__Exercise goal__: Tally the lines in these records that hold the string "JSON", and reply with the number alone.

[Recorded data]
>> START

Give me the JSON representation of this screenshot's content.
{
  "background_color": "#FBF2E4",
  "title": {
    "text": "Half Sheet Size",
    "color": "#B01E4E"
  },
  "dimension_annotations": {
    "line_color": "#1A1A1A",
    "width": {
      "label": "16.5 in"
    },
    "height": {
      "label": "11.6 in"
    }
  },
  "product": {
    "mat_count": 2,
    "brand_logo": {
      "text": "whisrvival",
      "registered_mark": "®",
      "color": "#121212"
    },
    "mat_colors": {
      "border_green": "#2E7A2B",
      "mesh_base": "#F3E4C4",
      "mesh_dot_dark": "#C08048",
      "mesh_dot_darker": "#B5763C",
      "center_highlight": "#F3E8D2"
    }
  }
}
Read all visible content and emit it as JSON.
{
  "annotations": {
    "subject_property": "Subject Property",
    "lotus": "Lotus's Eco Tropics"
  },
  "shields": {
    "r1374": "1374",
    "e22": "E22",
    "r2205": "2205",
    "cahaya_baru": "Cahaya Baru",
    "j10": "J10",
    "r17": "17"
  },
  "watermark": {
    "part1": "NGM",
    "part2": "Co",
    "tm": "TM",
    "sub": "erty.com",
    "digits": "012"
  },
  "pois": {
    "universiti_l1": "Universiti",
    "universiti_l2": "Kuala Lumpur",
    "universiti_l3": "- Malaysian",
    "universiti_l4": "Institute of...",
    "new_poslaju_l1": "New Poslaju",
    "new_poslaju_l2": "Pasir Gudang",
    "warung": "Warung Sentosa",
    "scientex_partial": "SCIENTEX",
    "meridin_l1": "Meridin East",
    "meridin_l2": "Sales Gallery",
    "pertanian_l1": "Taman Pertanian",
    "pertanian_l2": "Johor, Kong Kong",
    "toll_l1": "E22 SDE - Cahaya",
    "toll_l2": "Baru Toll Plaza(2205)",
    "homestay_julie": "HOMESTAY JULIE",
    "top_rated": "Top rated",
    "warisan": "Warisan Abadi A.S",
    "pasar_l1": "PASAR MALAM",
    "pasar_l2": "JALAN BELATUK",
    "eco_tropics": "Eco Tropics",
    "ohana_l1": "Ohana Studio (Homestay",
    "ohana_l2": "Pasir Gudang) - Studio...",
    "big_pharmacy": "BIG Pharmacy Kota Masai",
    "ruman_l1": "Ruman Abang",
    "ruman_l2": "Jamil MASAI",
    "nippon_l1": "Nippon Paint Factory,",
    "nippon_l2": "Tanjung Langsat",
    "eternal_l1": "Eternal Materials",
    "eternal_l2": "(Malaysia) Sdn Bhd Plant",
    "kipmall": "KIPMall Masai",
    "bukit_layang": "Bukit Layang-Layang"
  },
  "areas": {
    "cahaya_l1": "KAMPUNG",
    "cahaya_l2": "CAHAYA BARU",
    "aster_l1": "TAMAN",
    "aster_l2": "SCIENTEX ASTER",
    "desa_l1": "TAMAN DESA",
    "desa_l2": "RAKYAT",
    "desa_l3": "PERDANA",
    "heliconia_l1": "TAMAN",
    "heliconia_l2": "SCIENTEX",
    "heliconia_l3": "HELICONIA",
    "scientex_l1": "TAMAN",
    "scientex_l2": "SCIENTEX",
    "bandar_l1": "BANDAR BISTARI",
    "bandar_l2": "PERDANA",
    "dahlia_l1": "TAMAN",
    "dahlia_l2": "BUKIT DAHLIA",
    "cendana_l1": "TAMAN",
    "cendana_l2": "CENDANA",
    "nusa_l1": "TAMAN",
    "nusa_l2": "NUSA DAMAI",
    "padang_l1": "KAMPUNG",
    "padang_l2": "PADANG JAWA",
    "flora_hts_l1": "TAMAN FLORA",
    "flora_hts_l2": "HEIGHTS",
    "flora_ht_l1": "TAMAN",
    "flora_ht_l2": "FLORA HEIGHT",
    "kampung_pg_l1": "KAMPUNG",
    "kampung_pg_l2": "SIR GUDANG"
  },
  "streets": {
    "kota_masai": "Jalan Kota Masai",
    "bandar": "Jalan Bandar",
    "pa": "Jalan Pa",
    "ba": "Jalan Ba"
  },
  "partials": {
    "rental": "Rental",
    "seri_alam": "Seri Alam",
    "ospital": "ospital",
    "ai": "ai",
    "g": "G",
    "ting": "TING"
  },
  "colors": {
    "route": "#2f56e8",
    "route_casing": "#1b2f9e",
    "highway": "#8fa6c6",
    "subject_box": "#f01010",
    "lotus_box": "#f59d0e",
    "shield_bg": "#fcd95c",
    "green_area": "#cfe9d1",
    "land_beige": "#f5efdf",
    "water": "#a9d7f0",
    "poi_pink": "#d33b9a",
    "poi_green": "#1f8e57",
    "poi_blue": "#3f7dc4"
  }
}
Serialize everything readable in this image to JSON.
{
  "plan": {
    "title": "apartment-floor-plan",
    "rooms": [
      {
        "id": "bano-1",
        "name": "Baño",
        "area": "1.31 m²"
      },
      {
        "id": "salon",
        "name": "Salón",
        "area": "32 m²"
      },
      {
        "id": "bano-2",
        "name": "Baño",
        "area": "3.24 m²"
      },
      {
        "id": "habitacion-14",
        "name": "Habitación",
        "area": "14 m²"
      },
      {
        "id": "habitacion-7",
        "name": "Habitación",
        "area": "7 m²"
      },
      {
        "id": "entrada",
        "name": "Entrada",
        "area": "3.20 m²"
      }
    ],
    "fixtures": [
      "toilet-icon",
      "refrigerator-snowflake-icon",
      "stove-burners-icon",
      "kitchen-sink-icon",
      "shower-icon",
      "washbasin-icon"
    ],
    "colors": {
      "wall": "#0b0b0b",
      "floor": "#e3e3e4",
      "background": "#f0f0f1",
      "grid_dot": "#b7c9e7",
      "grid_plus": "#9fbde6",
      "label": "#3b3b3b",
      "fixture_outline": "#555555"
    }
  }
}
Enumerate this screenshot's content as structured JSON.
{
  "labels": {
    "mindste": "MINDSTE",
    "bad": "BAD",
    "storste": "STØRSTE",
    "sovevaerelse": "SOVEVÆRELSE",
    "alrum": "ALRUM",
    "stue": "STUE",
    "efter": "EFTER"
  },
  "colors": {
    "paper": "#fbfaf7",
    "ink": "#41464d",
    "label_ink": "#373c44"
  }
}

>> END

__Task output__: 4